* Task *
Write every line out verbatim and omit the pictures.

# Start of Records provided

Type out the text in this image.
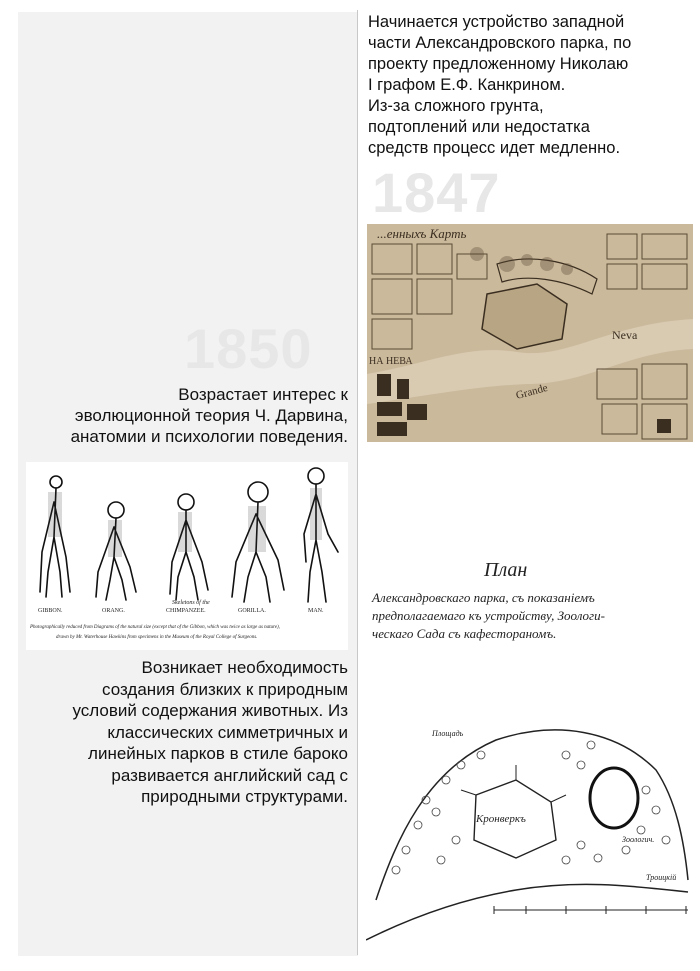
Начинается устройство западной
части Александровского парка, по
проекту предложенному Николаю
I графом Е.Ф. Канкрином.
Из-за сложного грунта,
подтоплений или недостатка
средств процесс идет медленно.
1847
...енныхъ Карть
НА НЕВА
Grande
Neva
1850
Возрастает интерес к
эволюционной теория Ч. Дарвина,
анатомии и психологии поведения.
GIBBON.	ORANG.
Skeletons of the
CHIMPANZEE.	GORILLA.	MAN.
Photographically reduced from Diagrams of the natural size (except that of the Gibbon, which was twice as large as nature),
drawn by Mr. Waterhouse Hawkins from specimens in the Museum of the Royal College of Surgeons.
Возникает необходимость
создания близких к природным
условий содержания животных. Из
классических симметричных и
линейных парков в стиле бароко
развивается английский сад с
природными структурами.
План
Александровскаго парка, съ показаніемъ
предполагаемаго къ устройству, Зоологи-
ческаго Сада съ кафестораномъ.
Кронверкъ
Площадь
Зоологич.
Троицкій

# End of Records provided

* In response *
Type out the text in this image.
Начинается устройство западной
части Александровского парка, по
проекту предложенному Николаю
I графом Е.Ф. Канкрином.
Из-за сложного грунта,
подтоплений или недостатка
средств процесс идет медленно.
1847
...енныхъ Карть
НА НЕВА
Grande
Neva
1850
Возрастает интерес к
эволюционной теория Ч. Дарвина,
анатомии и психологии поведения.
GIBBON.	ORANG.
Skeletons of the
CHIMPANZEE.	GORILLA.	MAN.
Photographically reduced from Diagrams of the natural size (except that of the Gibbon, which was twice as large as nature),
drawn by Mr. Waterhouse Hawkins from specimens in the Museum of the Royal College of Surgeons.
Возникает необходимость
создания близких к природным
условий содержания животных. Из
классических симметричных и
линейных парков в стиле бароко
развивается английский сад с
природными структурами.
План
Александровскаго парка, съ показаніемъ
предполагаемаго къ устройству, Зоологи-
ческаго Сада съ кафестораномъ.
Кронверкъ
Площадь
Зоологич.
Троицкій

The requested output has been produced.